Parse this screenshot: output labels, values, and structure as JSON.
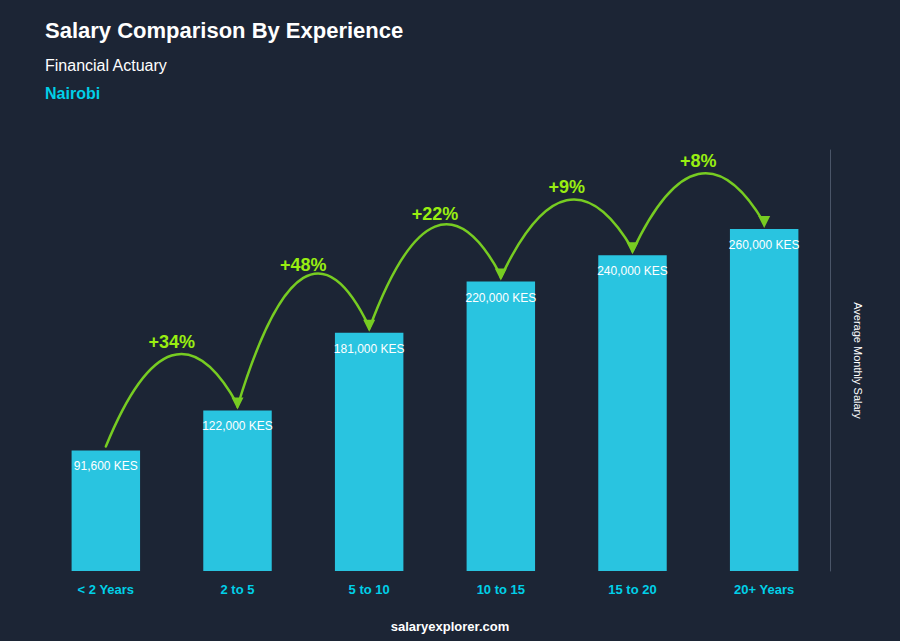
{
  "chart_data": {
    "type": "bar",
    "title": "Salary Comparison By Experience",
    "subtitle": [
      "Financial Actuary",
      "Nairobi"
    ],
    "categories": [
      "< 2 Years",
      "2 to 5",
      "5 to 10",
      "10 to 15",
      "15 to 20",
      "20+ Years"
    ],
    "values": [
      91600,
      122000,
      181000,
      220000,
      240000,
      260000
    ],
    "value_labels": [
      "91,600 KES",
      "122,000 KES",
      "181,000 KES",
      "220,000 KES",
      "240,000 KES",
      "260,000 KES"
    ],
    "data_labels": true,
    "color": "#29C4E0",
    "ylabel": "Average Monthly Salary",
    "ylim": [
      0,
      320000
    ],
    "tick_labels": "x",
    "grid": false,
    "annotations": [
      {
        "text": "+34%",
        "from": "< 2 Years",
        "to": "2 to 5"
      },
      {
        "text": "+48%",
        "from": "2 to 5",
        "to": "5 to 10"
      },
      {
        "text": "+22%",
        "from": "5 to 10",
        "to": "10 to 15"
      },
      {
        "text": "+9%",
        "from": "10 to 15",
        "to": "15 to 20"
      },
      {
        "text": "+8%",
        "from": "15 to 20",
        "to": "20+ Years"
      },
      {
        "text": "salaryexplorer.com"
      }
    ]
  }
}
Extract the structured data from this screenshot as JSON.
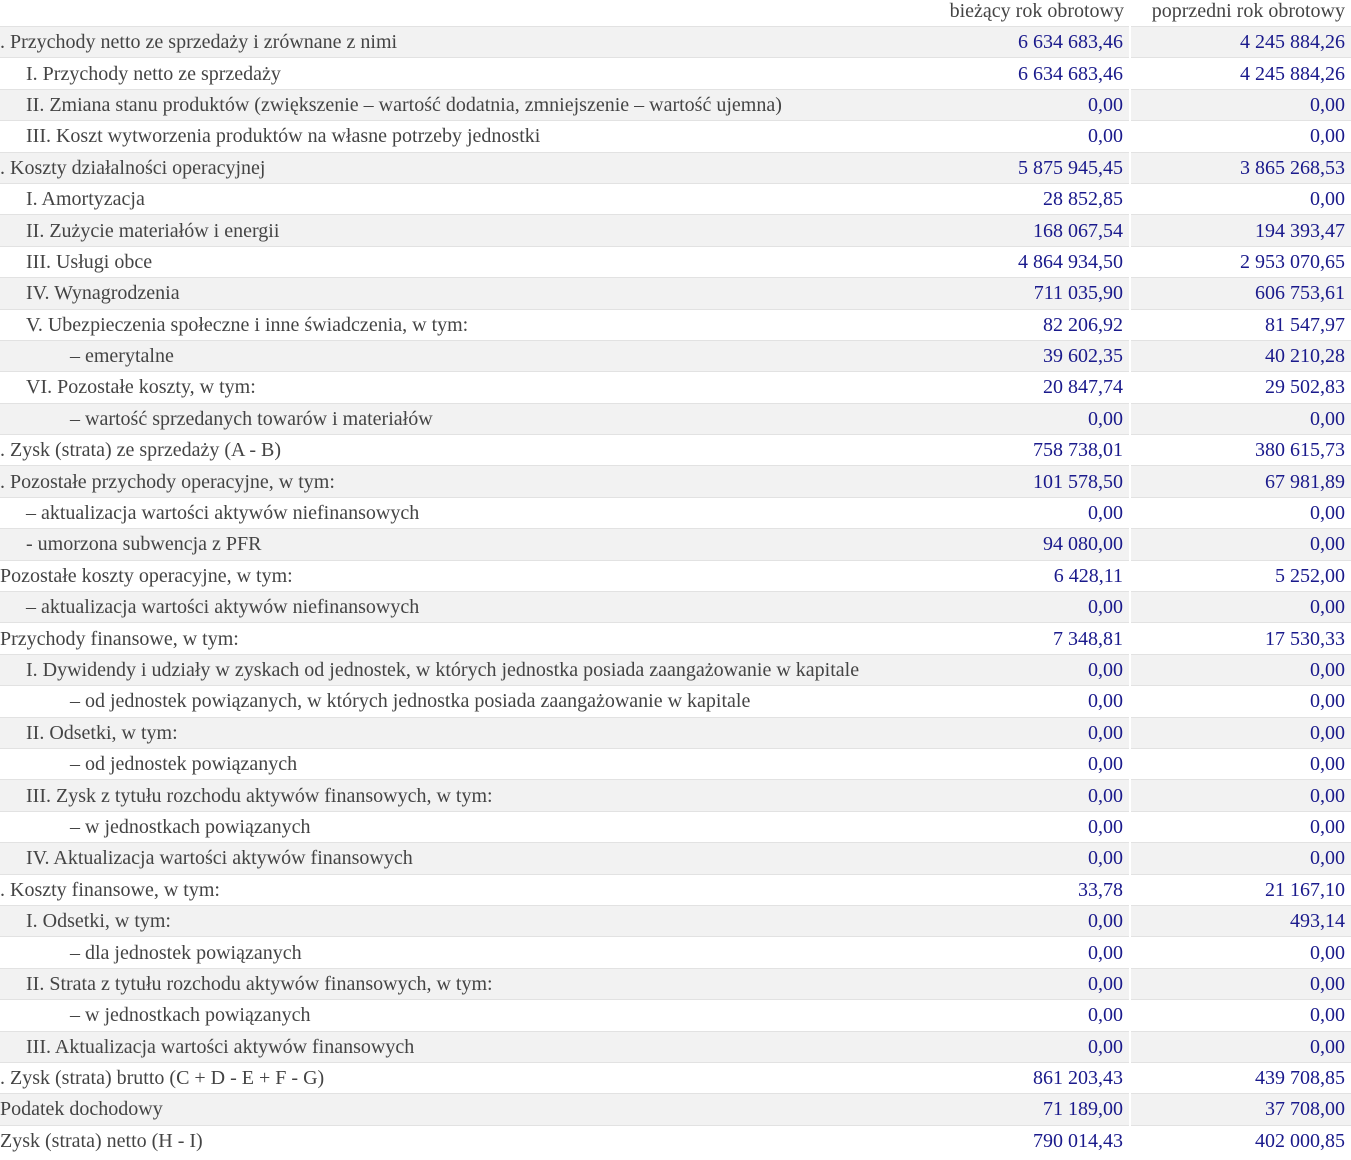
{
  "header": {
    "current_year": "bieżący rok obrotowy",
    "previous_year": "poprzedni rok obrotowy"
  },
  "colors": {
    "values": "#1a1a8c",
    "text": "#444444",
    "stripe": "#f2f2f2"
  },
  "rows": [
    {
      "label": ". Przychody netto ze sprzedaży i zrównane z nimi",
      "level": 0,
      "current": "6 634 683,46",
      "previous": "4 245 884,26"
    },
    {
      "label": "I. Przychody netto ze sprzedaży",
      "level": 1,
      "current": "6 634 683,46",
      "previous": "4 245 884,26"
    },
    {
      "label": "II. Zmiana stanu produktów (zwiększenie – wartość dodatnia, zmniejszenie – wartość ujemna)",
      "level": 1,
      "current": "0,00",
      "previous": "0,00"
    },
    {
      "label": "III. Koszt wytworzenia produktów na własne potrzeby jednostki",
      "level": 1,
      "current": "0,00",
      "previous": "0,00"
    },
    {
      "label": ". Koszty działalności operacyjnej",
      "level": 0,
      "current": "5 875 945,45",
      "previous": "3 865 268,53"
    },
    {
      "label": "I. Amortyzacja",
      "level": 1,
      "current": "28 852,85",
      "previous": "0,00"
    },
    {
      "label": "II. Zużycie materiałów i energii",
      "level": 1,
      "current": "168 067,54",
      "previous": "194 393,47"
    },
    {
      "label": "III. Usługi obce",
      "level": 1,
      "current": "4 864 934,50",
      "previous": "2 953 070,65"
    },
    {
      "label": "IV. Wynagrodzenia",
      "level": 1,
      "current": "711 035,90",
      "previous": "606 753,61"
    },
    {
      "label": "V. Ubezpieczenia społeczne i inne świadczenia, w tym:",
      "level": 1,
      "current": "82 206,92",
      "previous": "81 547,97"
    },
    {
      "label": "– emerytalne",
      "level": 2,
      "current": "39 602,35",
      "previous": "40 210,28"
    },
    {
      "label": "VI. Pozostałe koszty, w tym:",
      "level": 1,
      "current": "20 847,74",
      "previous": "29 502,83"
    },
    {
      "label": "– wartość sprzedanych towarów i materiałów",
      "level": 2,
      "current": "0,00",
      "previous": "0,00"
    },
    {
      "label": ". Zysk (strata) ze sprzedaży (A - B)",
      "level": 0,
      "current": "758 738,01",
      "previous": "380 615,73"
    },
    {
      "label": ". Pozostałe przychody operacyjne, w tym:",
      "level": 0,
      "current": "101 578,50",
      "previous": "67 981,89"
    },
    {
      "label": "– aktualizacja wartości aktywów niefinansowych",
      "level": 1,
      "current": "0,00",
      "previous": "0,00"
    },
    {
      "label": "- umorzona subwencja z PFR",
      "level": 1,
      "current": "94 080,00",
      "previous": "0,00"
    },
    {
      "label": " Pozostałe koszty operacyjne, w tym:",
      "level": 0,
      "current": "6 428,11",
      "previous": "5 252,00"
    },
    {
      "label": "– aktualizacja wartości aktywów niefinansowych",
      "level": 1,
      "current": "0,00",
      "previous": "0,00"
    },
    {
      "label": "Przychody finansowe, w tym:",
      "level": 0,
      "current": "7 348,81",
      "previous": "17 530,33"
    },
    {
      "label": "I. Dywidendy i udziały w zyskach od jednostek, w których jednostka posiada zaangażowanie w kapitale",
      "level": 1,
      "current": "0,00",
      "previous": "0,00"
    },
    {
      "label": "– od jednostek powiązanych, w których jednostka posiada zaangażowanie w kapitale",
      "level": 2,
      "current": "0,00",
      "previous": "0,00"
    },
    {
      "label": "II. Odsetki, w tym:",
      "level": 1,
      "current": "0,00",
      "previous": "0,00"
    },
    {
      "label": "– od jednostek powiązanych",
      "level": 2,
      "current": "0,00",
      "previous": "0,00"
    },
    {
      "label": "III. Zysk z tytułu rozchodu aktywów finansowych, w tym:",
      "level": 1,
      "current": "0,00",
      "previous": "0,00"
    },
    {
      "label": "– w jednostkach powiązanych",
      "level": 2,
      "current": "0,00",
      "previous": "0,00"
    },
    {
      "label": "IV. Aktualizacja wartości aktywów finansowych",
      "level": 1,
      "current": "0,00",
      "previous": "0,00"
    },
    {
      "label": ". Koszty finansowe, w tym:",
      "level": 0,
      "current": "33,78",
      "previous": "21 167,10"
    },
    {
      "label": "I. Odsetki, w tym:",
      "level": 1,
      "current": "0,00",
      "previous": "493,14"
    },
    {
      "label": "– dla jednostek powiązanych",
      "level": 2,
      "current": "0,00",
      "previous": "0,00"
    },
    {
      "label": "II. Strata z tytułu rozchodu aktywów finansowych, w tym:",
      "level": 1,
      "current": "0,00",
      "previous": "0,00"
    },
    {
      "label": "– w jednostkach powiązanych",
      "level": 2,
      "current": "0,00",
      "previous": "0,00"
    },
    {
      "label": "III. Aktualizacja wartości aktywów finansowych",
      "level": 1,
      "current": "0,00",
      "previous": "0,00"
    },
    {
      "label": ". Zysk (strata) brutto (C + D - E + F - G)",
      "level": 0,
      "current": "861 203,43",
      "previous": "439 708,85"
    },
    {
      "label": "Podatek dochodowy",
      "level": 0,
      "current": "71 189,00",
      "previous": "37 708,00"
    },
    {
      "label": " Zysk (strata) netto (H - I)",
      "level": 0,
      "current": "790 014,43",
      "previous": "402 000,85"
    }
  ]
}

OBJECTIVE: Give back each entry exactly as it appears, with no pictures.

WORKED ANSWER:
Parse this screenshot: output labels, values, and structure as JSON.
{
  "chart_data": {
    "type": "bar",
    "title": "Salary Comparison By Experience",
    "subtitle": [
      "Financial Actuary",
      "Nairobi"
    ],
    "categories": [
      "< 2 Years",
      "2 to 5",
      "5 to 10",
      "10 to 15",
      "15 to 20",
      "20+ Years"
    ],
    "values": [
      91600,
      122000,
      181000,
      220000,
      240000,
      260000
    ],
    "value_labels": [
      "91,600 KES",
      "122,000 KES",
      "181,000 KES",
      "220,000 KES",
      "240,000 KES",
      "260,000 KES"
    ],
    "data_labels": true,
    "color": "#29C4E0",
    "ylabel": "Average Monthly Salary",
    "ylim": [
      0,
      320000
    ],
    "tick_labels": "x",
    "grid": false,
    "annotations": [
      {
        "text": "+34%",
        "from": "< 2 Years",
        "to": "2 to 5"
      },
      {
        "text": "+48%",
        "from": "2 to 5",
        "to": "5 to 10"
      },
      {
        "text": "+22%",
        "from": "5 to 10",
        "to": "10 to 15"
      },
      {
        "text": "+9%",
        "from": "10 to 15",
        "to": "15 to 20"
      },
      {
        "text": "+8%",
        "from": "15 to 20",
        "to": "20+ Years"
      },
      {
        "text": "salaryexplorer.com"
      }
    ]
  }
}
Extract the structured data from this screenshot as JSON.
{
  "header": {
    "current_year": "bieżący rok obrotowy",
    "previous_year": "poprzedni rok obrotowy"
  },
  "colors": {
    "values": "#1a1a8c",
    "text": "#444444",
    "stripe": "#f2f2f2"
  },
  "rows": [
    {
      "label": ". Przychody netto ze sprzedaży i zrównane z nimi",
      "level": 0,
      "current": "6 634 683,46",
      "previous": "4 245 884,26"
    },
    {
      "label": "I. Przychody netto ze sprzedaży",
      "level": 1,
      "current": "6 634 683,46",
      "previous": "4 245 884,26"
    },
    {
      "label": "II. Zmiana stanu produktów (zwiększenie – wartość dodatnia, zmniejszenie – wartość ujemna)",
      "level": 1,
      "current": "0,00",
      "previous": "0,00"
    },
    {
      "label": "III. Koszt wytworzenia produktów na własne potrzeby jednostki",
      "level": 1,
      "current": "0,00",
      "previous": "0,00"
    },
    {
      "label": ". Koszty działalności operacyjnej",
      "level": 0,
      "current": "5 875 945,45",
      "previous": "3 865 268,53"
    },
    {
      "label": "I. Amortyzacja",
      "level": 1,
      "current": "28 852,85",
      "previous": "0,00"
    },
    {
      "label": "II. Zużycie materiałów i energii",
      "level": 1,
      "current": "168 067,54",
      "previous": "194 393,47"
    },
    {
      "label": "III. Usługi obce",
      "level": 1,
      "current": "4 864 934,50",
      "previous": "2 953 070,65"
    },
    {
      "label": "IV. Wynagrodzenia",
      "level": 1,
      "current": "711 035,90",
      "previous": "606 753,61"
    },
    {
      "label": "V. Ubezpieczenia społeczne i inne świadczenia, w tym:",
      "level": 1,
      "current": "82 206,92",
      "previous": "81 547,97"
    },
    {
      "label": "– emerytalne",
      "level": 2,
      "current": "39 602,35",
      "previous": "40 210,28"
    },
    {
      "label": "VI. Pozostałe koszty, w tym:",
      "level": 1,
      "current": "20 847,74",
      "previous": "29 502,83"
    },
    {
      "label": "– wartość sprzedanych towarów i materiałów",
      "level": 2,
      "current": "0,00",
      "previous": "0,00"
    },
    {
      "label": ". Zysk (strata) ze sprzedaży (A - B)",
      "level": 0,
      "current": "758 738,01",
      "previous": "380 615,73"
    },
    {
      "label": ". Pozostałe przychody operacyjne, w tym:",
      "level": 0,
      "current": "101 578,50",
      "previous": "67 981,89"
    },
    {
      "label": "– aktualizacja wartości aktywów niefinansowych",
      "level": 1,
      "current": "0,00",
      "previous": "0,00"
    },
    {
      "label": "- umorzona subwencja z PFR",
      "level": 1,
      "current": "94 080,00",
      "previous": "0,00"
    },
    {
      "label": " Pozostałe koszty operacyjne, w tym:",
      "level": 0,
      "current": "6 428,11",
      "previous": "5 252,00"
    },
    {
      "label": "– aktualizacja wartości aktywów niefinansowych",
      "level": 1,
      "current": "0,00",
      "previous": "0,00"
    },
    {
      "label": "Przychody finansowe, w tym:",
      "level": 0,
      "current": "7 348,81",
      "previous": "17 530,33"
    },
    {
      "label": "I. Dywidendy i udziały w zyskach od jednostek, w których jednostka posiada zaangażowanie w kapitale",
      "level": 1,
      "current": "0,00",
      "previous": "0,00"
    },
    {
      "label": "– od jednostek powiązanych, w których jednostka posiada zaangażowanie w kapitale",
      "level": 2,
      "current": "0,00",
      "previous": "0,00"
    },
    {
      "label": "II. Odsetki, w tym:",
      "level": 1,
      "current": "0,00",
      "previous": "0,00"
    },
    {
      "label": "– od jednostek powiązanych",
      "level": 2,
      "current": "0,00",
      "previous": "0,00"
    },
    {
      "label": "III. Zysk z tytułu rozchodu aktywów finansowych, w tym:",
      "level": 1,
      "current": "0,00",
      "previous": "0,00"
    },
    {
      "label": "– w jednostkach powiązanych",
      "level": 2,
      "current": "0,00",
      "previous": "0,00"
    },
    {
      "label": "IV. Aktualizacja wartości aktywów finansowych",
      "level": 1,
      "current": "0,00",
      "previous": "0,00"
    },
    {
      "label": ". Koszty finansowe, w tym:",
      "level": 0,
      "current": "33,78",
      "previous": "21 167,10"
    },
    {
      "label": "I. Odsetki, w tym:",
      "level": 1,
      "current": "0,00",
      "previous": "493,14"
    },
    {
      "label": "– dla jednostek powiązanych",
      "level": 2,
      "current": "0,00",
      "previous": "0,00"
    },
    {
      "label": "II. Strata z tytułu rozchodu aktywów finansowych, w tym:",
      "level": 1,
      "current": "0,00",
      "previous": "0,00"
    },
    {
      "label": "– w jednostkach powiązanych",
      "level": 2,
      "current": "0,00",
      "previous": "0,00"
    },
    {
      "label": "III. Aktualizacja wartości aktywów finansowych",
      "level": 1,
      "current": "0,00",
      "previous": "0,00"
    },
    {
      "label": ". Zysk (strata) brutto (C + D - E + F - G)",
      "level": 0,
      "current": "861 203,43",
      "previous": "439 708,85"
    },
    {
      "label": "Podatek dochodowy",
      "level": 0,
      "current": "71 189,00",
      "previous": "37 708,00"
    },
    {
      "label": " Zysk (strata) netto (H - I)",
      "level": 0,
      "current": "790 014,43",
      "previous": "402 000,85"
    }
  ]
}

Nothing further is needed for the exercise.